• Passage provided:
*** Block opens ***

23 Sep New Study May Offer Insights into Age Related Infertility
Researchers at the University of Montreal Hospital Research Centre (CRCHUM) have found slow moving chromosomes in mouse egg cell division may contribute to genetically abnormal mouse eggs. This research may offer insights regarding age related infertility and declining egg quality with age in women.
What is Female Infertility?
Infertility is defined as not being able to get pregnant after 12 months of unprotected sex in women under the age of 35 years or within 6 months for women aged 35 years and older. Infertility affects up to 15% of couples.
Because fertility in women is known to decline steadily with age, women older than 35 years should have evaluation and treatment if they have not conceived in 6 months. Women aged 40 years or older or women with conditions known to cause infertility such as endometriosis or PCOS should be offered immediate evaluation.
Ovarian reserve is the term for the number of eggs available for potential fertilization at any given point in time. Egg numbers decrease at a rapid rate as women age. As aging occurs, egg quality, or the likelihood of an egg being genetically normal — dramatically decreases.

*** Block closes ***

• Material supplied:
*** Block opens ***

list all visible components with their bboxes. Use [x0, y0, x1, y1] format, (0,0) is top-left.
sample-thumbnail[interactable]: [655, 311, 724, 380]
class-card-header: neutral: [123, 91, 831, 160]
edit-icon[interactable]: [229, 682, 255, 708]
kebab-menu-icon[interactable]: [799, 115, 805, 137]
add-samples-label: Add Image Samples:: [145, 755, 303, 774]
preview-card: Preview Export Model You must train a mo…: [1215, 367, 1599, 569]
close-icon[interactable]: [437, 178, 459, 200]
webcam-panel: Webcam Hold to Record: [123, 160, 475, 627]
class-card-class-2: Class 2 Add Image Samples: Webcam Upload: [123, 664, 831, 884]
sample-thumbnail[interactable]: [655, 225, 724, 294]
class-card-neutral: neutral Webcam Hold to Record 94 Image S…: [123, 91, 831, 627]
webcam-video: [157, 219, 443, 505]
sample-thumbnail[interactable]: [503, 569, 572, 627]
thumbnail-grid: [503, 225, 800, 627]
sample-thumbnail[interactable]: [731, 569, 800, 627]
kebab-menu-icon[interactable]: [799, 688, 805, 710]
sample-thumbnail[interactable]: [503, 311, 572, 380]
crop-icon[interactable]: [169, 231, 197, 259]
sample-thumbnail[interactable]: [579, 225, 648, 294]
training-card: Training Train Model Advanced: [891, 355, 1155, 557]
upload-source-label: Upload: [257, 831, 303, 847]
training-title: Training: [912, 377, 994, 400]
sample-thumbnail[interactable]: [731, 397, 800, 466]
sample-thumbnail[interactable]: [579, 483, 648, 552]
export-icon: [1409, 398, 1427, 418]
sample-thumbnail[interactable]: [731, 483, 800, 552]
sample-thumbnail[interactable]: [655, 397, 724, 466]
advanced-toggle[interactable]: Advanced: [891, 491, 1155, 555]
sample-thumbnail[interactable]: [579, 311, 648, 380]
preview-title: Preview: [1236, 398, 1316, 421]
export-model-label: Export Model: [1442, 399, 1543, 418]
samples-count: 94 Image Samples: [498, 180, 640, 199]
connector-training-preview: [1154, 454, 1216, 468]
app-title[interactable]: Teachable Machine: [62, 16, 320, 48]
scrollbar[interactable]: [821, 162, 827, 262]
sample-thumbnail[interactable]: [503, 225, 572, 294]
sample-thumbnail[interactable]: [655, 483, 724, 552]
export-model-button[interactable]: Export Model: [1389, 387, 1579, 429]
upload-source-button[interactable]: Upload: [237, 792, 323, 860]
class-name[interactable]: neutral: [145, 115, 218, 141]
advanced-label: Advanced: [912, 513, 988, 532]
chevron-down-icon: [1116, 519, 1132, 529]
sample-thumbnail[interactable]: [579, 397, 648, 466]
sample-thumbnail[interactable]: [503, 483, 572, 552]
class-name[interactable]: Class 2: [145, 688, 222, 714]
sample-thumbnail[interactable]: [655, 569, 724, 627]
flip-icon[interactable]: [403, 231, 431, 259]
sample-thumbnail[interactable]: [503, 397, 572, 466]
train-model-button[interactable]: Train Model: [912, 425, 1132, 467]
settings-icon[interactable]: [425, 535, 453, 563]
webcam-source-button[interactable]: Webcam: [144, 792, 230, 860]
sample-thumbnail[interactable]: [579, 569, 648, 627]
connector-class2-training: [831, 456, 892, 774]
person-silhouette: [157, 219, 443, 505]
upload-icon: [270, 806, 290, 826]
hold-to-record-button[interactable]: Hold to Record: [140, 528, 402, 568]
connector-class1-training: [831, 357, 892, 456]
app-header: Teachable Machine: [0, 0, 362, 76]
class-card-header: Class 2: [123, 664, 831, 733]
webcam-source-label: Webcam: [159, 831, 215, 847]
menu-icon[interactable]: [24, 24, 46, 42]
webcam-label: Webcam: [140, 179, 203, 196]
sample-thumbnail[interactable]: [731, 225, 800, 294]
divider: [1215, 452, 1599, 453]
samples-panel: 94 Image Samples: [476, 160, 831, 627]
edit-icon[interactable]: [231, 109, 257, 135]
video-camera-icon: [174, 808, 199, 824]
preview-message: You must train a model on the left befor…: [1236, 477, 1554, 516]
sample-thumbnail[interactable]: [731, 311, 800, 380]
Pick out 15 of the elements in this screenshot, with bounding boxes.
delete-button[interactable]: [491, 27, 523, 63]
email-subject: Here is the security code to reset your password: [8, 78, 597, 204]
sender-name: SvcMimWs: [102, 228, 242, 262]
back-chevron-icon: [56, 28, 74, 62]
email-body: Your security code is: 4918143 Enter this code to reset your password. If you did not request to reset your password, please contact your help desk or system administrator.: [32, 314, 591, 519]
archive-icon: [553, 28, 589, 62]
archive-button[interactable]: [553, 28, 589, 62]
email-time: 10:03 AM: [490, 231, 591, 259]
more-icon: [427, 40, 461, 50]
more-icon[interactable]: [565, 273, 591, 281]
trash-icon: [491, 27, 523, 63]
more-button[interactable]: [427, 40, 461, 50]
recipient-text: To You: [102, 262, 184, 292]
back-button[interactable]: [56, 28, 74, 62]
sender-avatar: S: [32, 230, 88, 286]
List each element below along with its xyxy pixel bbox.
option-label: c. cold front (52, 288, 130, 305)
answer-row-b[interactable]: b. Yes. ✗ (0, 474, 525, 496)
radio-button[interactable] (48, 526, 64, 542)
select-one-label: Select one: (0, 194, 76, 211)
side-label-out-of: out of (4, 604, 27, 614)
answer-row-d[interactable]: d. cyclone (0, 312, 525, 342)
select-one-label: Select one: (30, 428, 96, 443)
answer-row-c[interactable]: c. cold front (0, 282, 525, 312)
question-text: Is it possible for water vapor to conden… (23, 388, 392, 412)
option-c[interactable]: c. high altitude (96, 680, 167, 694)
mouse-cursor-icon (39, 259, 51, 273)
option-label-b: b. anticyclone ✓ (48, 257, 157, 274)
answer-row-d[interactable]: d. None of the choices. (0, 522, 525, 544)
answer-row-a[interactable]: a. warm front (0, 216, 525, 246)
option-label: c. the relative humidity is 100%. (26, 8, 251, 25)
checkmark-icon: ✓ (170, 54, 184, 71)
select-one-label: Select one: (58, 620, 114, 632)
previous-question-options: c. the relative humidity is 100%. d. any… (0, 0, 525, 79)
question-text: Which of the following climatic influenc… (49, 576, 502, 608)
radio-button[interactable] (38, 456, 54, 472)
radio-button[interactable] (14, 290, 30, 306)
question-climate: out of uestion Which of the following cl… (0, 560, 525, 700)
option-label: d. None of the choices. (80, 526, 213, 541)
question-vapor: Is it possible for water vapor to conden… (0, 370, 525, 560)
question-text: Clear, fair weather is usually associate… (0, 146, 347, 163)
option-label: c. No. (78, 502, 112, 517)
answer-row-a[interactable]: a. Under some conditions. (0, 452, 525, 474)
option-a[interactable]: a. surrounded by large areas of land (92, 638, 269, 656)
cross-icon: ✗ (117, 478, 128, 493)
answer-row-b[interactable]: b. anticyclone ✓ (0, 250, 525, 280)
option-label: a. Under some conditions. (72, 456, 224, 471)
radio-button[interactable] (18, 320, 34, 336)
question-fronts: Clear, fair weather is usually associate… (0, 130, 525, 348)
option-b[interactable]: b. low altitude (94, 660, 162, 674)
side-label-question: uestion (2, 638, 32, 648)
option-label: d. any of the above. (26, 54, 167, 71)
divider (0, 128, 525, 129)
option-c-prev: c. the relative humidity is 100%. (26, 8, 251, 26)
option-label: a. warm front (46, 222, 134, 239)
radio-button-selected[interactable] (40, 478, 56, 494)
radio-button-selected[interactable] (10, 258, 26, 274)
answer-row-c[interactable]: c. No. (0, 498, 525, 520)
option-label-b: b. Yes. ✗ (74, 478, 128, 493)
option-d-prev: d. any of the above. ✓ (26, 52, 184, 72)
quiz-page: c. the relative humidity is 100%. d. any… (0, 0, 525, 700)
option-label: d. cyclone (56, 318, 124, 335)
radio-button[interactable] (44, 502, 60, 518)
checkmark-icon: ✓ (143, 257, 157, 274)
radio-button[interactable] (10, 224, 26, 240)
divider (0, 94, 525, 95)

*** Block closes ***

• Activity list:
[1] From the infertility article, return everything from "Infertility is defined" down to "15% of couples.", copied word for word.
[2] In the infertility article, what share of couples does infertility affect?

• Your written answers:
[1]
Infertility is defined as not being able to get pregnant after 12 months of unprotected sex in women under the age of 35 years or within 6 months for women aged 35 years and older. Infertility affects up to 15% of couples.

[2] Up to 15% of couples.